▶ WRITTEN EXERCISE
Each line of the material below that holds the word "last" needs to be copied.

▶ STORED ROWS
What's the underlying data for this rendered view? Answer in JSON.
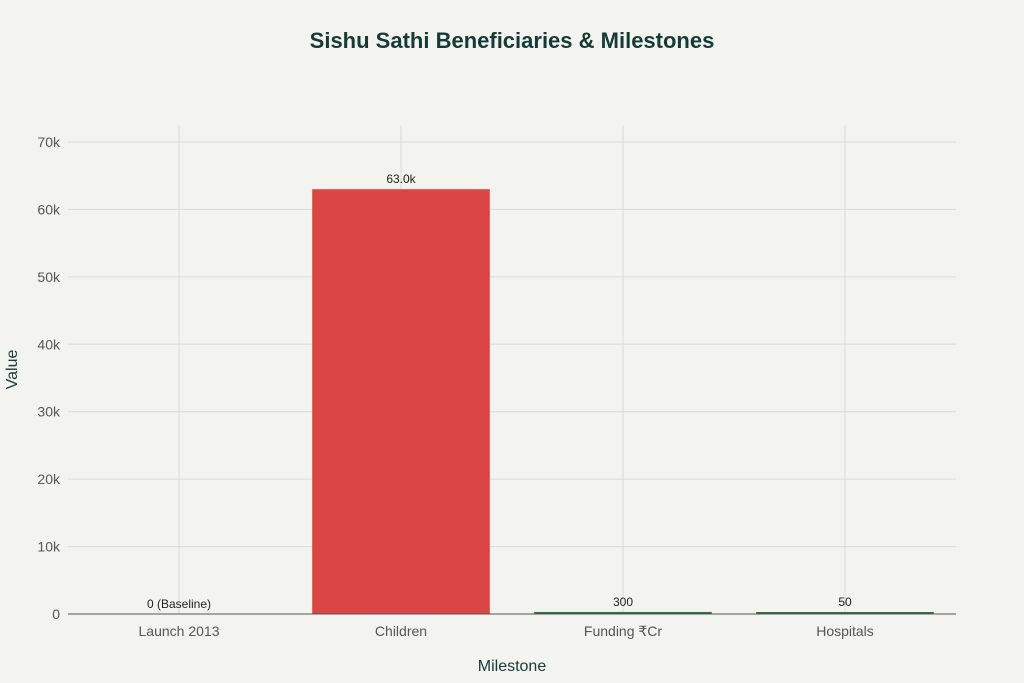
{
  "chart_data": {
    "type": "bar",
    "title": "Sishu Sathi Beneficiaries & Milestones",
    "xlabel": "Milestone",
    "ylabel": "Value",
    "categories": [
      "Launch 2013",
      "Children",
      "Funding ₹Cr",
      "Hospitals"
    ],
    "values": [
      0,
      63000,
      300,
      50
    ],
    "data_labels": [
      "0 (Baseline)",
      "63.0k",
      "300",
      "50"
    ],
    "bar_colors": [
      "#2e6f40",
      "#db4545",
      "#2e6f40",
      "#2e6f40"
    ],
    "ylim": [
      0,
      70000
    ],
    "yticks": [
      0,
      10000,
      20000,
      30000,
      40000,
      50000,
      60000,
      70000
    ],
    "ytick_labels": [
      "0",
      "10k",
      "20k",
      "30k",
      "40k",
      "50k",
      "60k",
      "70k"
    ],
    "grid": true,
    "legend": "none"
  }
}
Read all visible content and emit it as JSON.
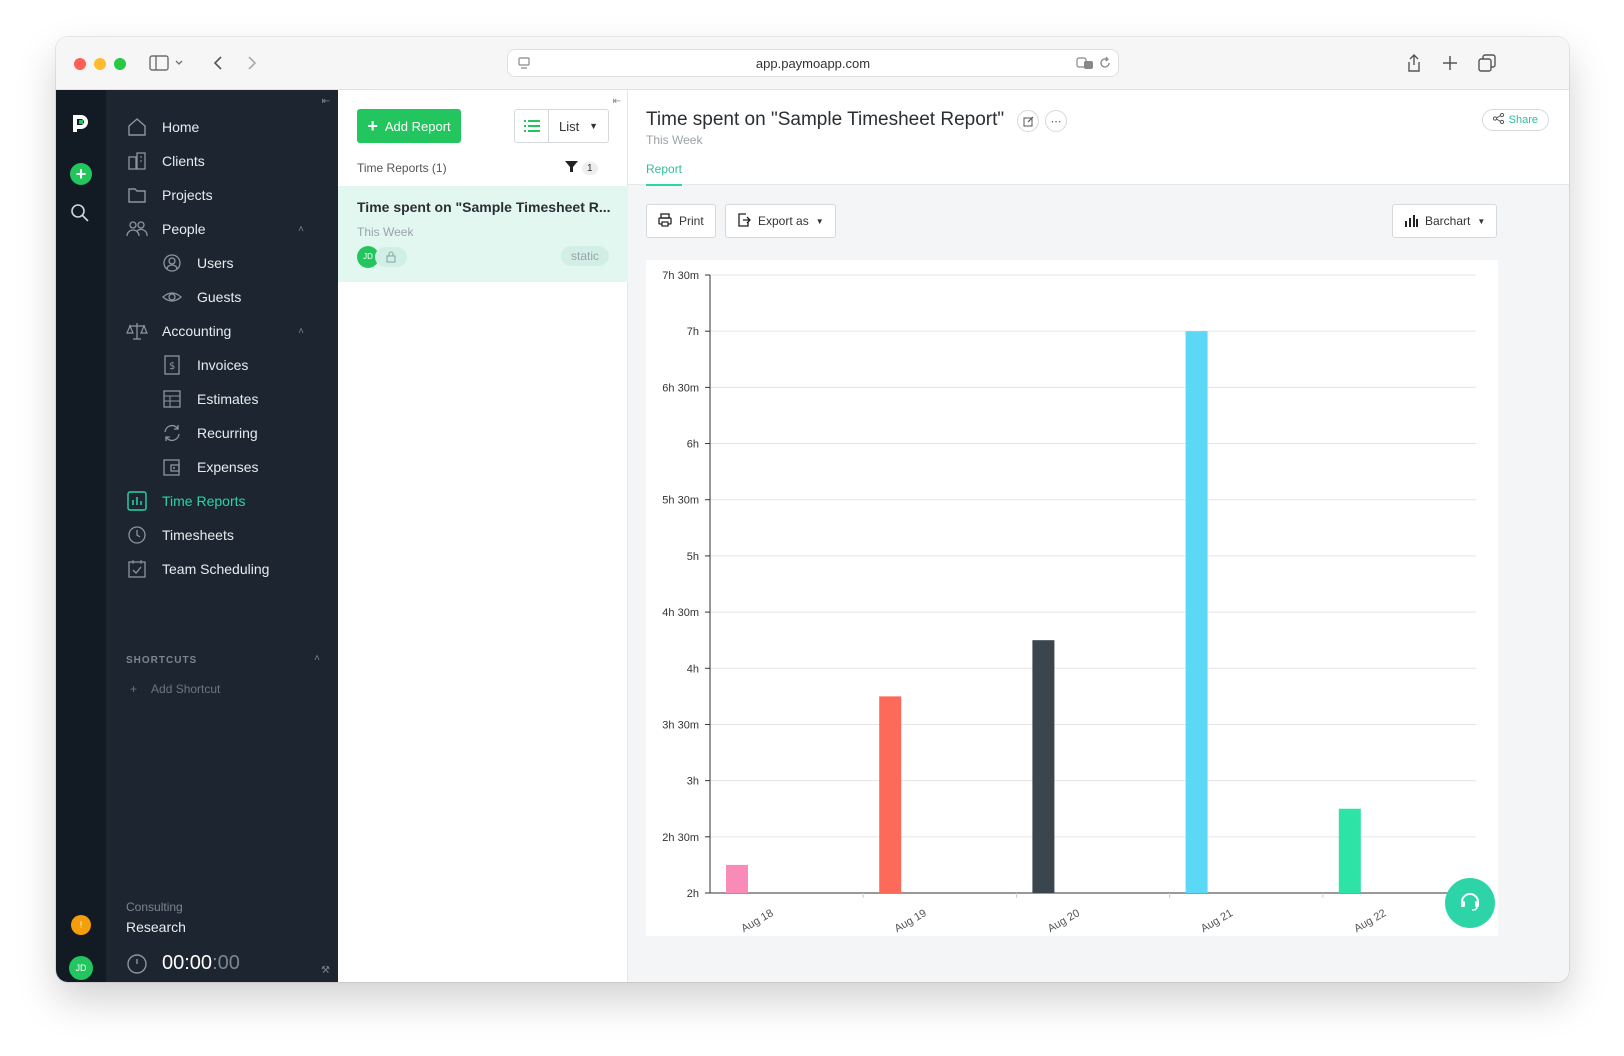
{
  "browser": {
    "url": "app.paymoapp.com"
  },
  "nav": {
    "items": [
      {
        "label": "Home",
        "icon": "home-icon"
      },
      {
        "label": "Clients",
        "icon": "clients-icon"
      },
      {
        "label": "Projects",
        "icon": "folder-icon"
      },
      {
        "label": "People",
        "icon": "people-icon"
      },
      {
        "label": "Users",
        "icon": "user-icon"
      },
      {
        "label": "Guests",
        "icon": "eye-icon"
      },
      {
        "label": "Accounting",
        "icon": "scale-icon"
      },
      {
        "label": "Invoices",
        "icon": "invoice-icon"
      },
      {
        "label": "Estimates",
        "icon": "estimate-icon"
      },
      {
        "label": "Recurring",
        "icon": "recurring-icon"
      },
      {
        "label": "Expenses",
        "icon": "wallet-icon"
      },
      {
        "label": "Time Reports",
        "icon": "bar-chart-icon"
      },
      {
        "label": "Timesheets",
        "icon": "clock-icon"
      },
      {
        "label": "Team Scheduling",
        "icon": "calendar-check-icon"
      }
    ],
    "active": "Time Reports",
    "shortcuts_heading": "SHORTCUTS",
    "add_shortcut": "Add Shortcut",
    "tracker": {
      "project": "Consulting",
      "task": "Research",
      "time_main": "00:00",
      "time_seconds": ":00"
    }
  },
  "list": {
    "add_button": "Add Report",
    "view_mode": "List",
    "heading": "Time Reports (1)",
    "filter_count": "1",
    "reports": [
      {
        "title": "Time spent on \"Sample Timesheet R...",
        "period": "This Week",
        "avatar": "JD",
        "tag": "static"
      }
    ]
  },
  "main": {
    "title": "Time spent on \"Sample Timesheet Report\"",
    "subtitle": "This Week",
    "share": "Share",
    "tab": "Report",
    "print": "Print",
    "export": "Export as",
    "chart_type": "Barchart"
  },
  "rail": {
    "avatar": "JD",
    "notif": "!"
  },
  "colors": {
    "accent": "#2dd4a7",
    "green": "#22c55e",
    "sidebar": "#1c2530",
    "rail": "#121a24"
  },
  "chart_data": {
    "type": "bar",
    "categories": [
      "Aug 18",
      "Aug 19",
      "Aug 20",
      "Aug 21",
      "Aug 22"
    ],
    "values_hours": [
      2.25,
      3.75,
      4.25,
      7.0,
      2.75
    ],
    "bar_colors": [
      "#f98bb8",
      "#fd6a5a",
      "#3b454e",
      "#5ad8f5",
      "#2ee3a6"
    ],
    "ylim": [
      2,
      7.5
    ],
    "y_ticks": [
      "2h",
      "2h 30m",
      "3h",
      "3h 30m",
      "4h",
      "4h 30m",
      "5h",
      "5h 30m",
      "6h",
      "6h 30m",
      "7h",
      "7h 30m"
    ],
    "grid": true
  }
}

==

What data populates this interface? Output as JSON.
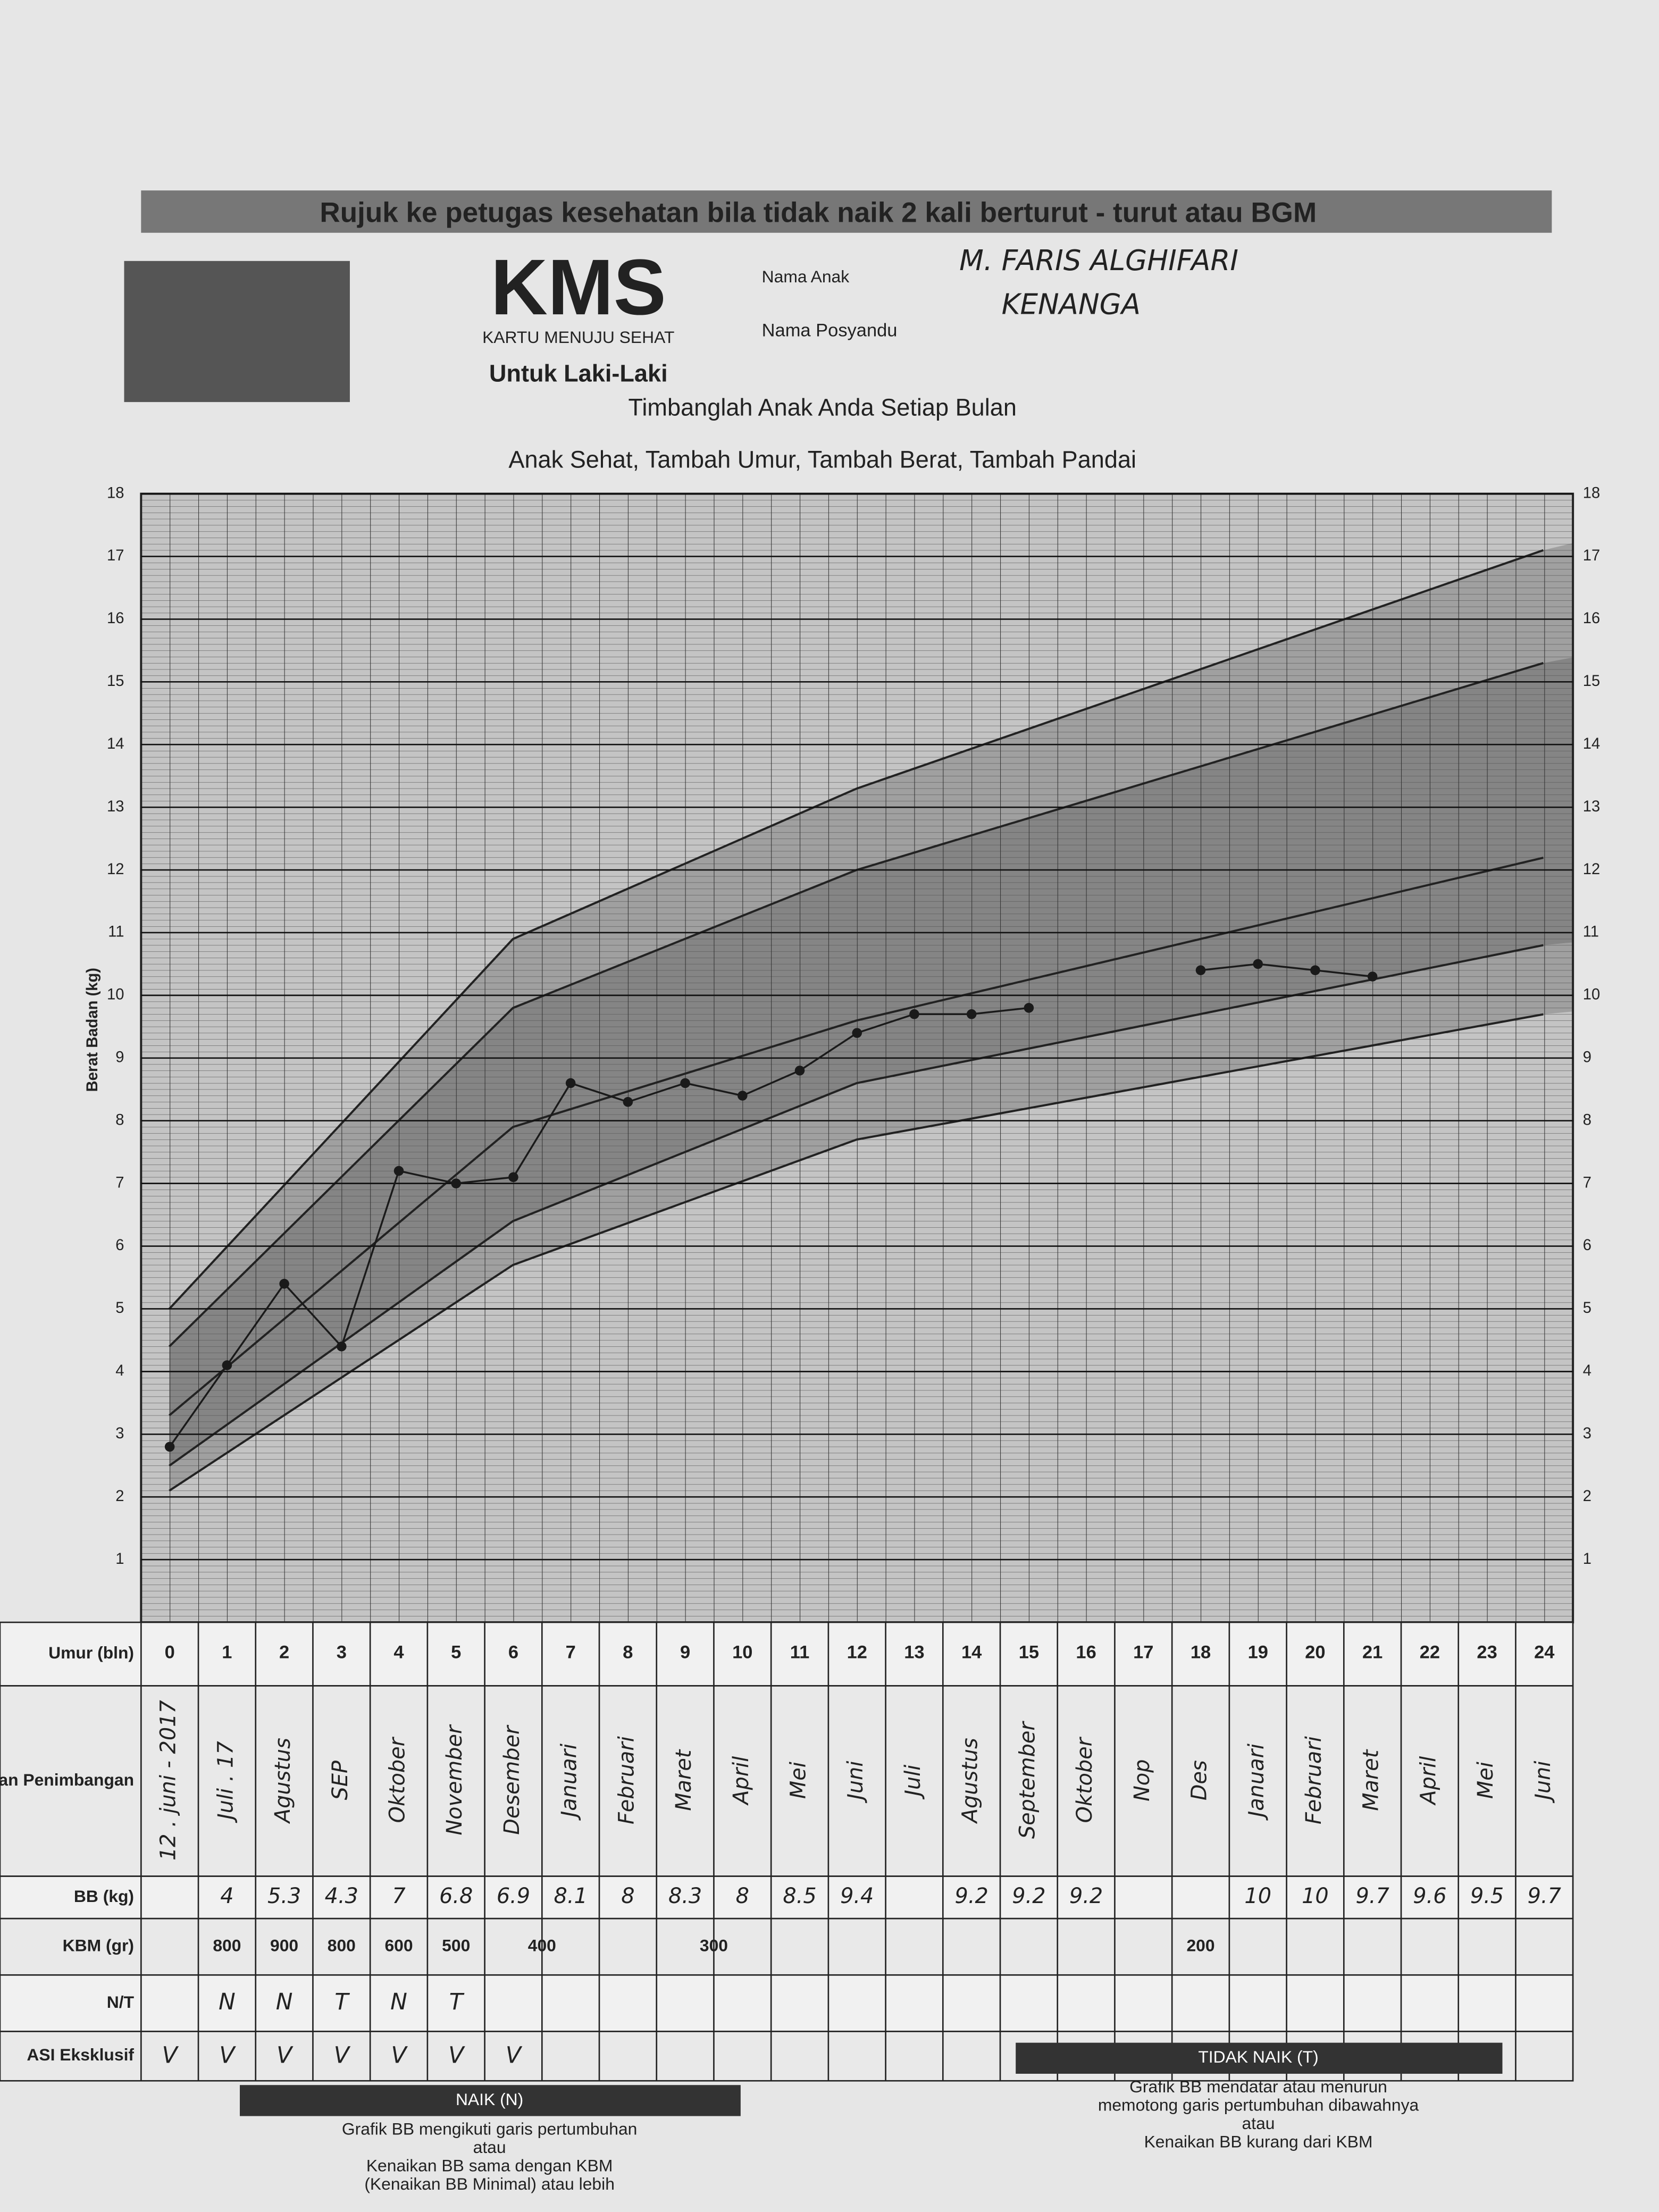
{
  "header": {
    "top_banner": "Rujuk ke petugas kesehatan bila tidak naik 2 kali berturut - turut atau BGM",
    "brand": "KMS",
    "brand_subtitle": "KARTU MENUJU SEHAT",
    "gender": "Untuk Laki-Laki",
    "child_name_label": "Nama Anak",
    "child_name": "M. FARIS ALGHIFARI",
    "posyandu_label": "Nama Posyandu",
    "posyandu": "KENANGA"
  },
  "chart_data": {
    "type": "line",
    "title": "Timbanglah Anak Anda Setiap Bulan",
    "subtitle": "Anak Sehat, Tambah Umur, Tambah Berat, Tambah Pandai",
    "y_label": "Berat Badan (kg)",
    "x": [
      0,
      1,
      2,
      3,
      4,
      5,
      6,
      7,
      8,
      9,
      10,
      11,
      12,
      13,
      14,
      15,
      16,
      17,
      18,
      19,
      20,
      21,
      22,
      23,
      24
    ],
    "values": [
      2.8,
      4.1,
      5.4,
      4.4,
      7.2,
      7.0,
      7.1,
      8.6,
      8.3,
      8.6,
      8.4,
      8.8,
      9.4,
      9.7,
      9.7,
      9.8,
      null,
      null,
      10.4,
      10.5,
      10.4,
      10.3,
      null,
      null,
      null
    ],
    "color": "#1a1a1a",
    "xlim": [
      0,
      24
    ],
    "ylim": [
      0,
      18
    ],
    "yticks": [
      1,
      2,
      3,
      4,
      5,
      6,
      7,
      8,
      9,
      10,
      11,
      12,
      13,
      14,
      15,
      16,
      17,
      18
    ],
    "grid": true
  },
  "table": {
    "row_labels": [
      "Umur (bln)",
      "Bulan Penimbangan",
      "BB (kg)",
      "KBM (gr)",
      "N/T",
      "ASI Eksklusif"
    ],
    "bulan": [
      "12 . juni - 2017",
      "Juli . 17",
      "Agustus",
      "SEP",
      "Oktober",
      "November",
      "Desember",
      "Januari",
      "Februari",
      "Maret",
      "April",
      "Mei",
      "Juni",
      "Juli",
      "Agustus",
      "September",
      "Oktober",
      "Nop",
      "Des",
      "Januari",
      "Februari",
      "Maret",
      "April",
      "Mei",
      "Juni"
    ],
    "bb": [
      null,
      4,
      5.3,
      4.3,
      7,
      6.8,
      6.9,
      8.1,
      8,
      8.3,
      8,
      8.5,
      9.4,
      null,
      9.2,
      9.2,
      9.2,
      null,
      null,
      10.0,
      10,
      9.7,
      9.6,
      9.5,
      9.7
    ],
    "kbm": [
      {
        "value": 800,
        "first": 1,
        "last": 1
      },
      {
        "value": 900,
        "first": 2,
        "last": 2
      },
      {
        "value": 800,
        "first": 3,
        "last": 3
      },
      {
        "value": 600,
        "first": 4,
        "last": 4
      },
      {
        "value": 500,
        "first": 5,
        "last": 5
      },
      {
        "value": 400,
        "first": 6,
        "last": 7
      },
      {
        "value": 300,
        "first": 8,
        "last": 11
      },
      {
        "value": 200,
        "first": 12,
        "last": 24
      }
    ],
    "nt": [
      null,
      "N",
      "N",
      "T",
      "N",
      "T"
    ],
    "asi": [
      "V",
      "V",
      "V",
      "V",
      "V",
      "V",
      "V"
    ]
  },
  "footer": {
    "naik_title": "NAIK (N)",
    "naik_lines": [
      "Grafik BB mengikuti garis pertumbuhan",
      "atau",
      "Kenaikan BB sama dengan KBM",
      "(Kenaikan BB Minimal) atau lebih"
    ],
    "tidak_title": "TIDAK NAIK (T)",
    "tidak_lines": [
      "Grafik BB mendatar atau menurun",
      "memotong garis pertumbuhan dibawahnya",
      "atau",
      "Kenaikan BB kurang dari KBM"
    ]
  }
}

...

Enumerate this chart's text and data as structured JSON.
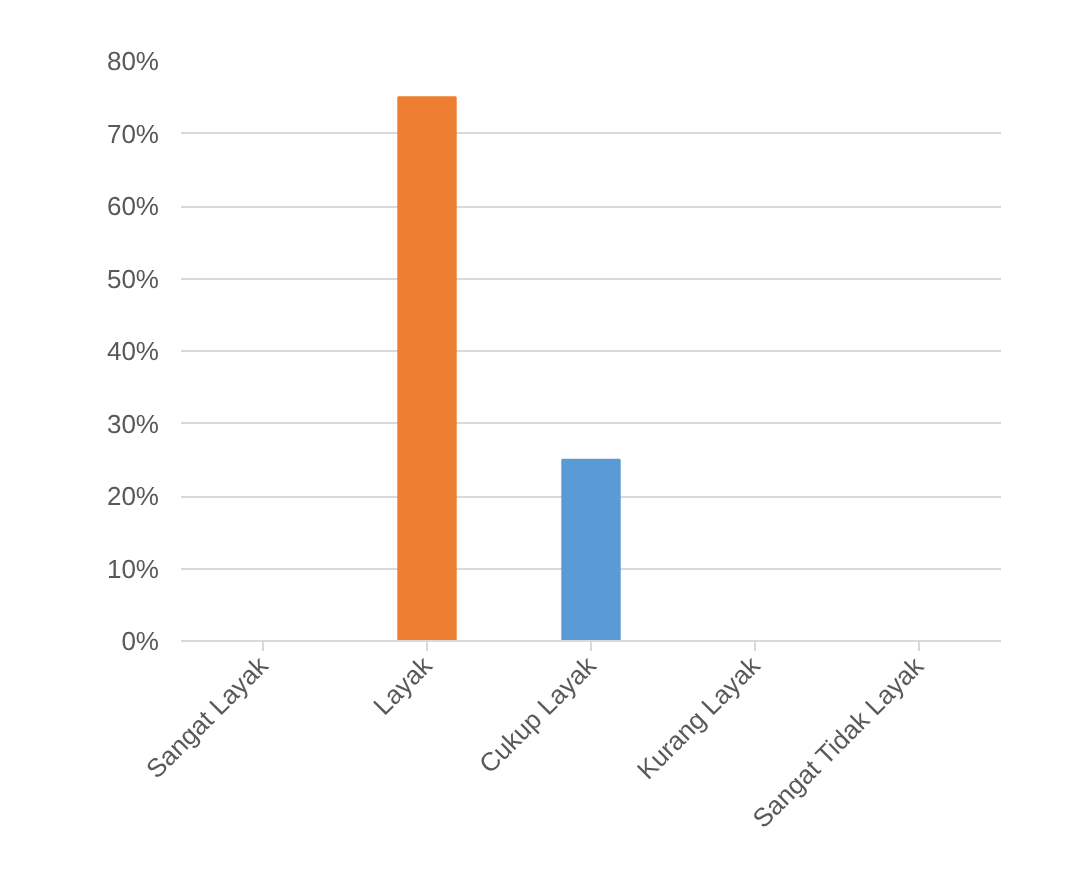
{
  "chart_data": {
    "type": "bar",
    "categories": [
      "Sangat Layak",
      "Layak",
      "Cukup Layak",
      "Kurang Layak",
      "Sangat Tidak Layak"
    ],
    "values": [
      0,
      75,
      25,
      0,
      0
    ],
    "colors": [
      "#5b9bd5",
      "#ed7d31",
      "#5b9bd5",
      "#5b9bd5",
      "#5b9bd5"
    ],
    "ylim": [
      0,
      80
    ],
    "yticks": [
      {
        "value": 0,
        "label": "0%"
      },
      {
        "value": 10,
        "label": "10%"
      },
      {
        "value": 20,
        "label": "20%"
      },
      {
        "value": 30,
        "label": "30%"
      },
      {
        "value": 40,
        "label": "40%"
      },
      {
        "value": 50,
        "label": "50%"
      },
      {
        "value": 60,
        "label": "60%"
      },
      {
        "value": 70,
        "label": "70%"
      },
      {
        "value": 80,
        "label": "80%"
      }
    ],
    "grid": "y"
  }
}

▶ THE RESPONSE
        "last": 1
        "last": 2
        "last": 3
        "last": 4
        "last": 5
        "last": 7
        "last": 11
        "last": 24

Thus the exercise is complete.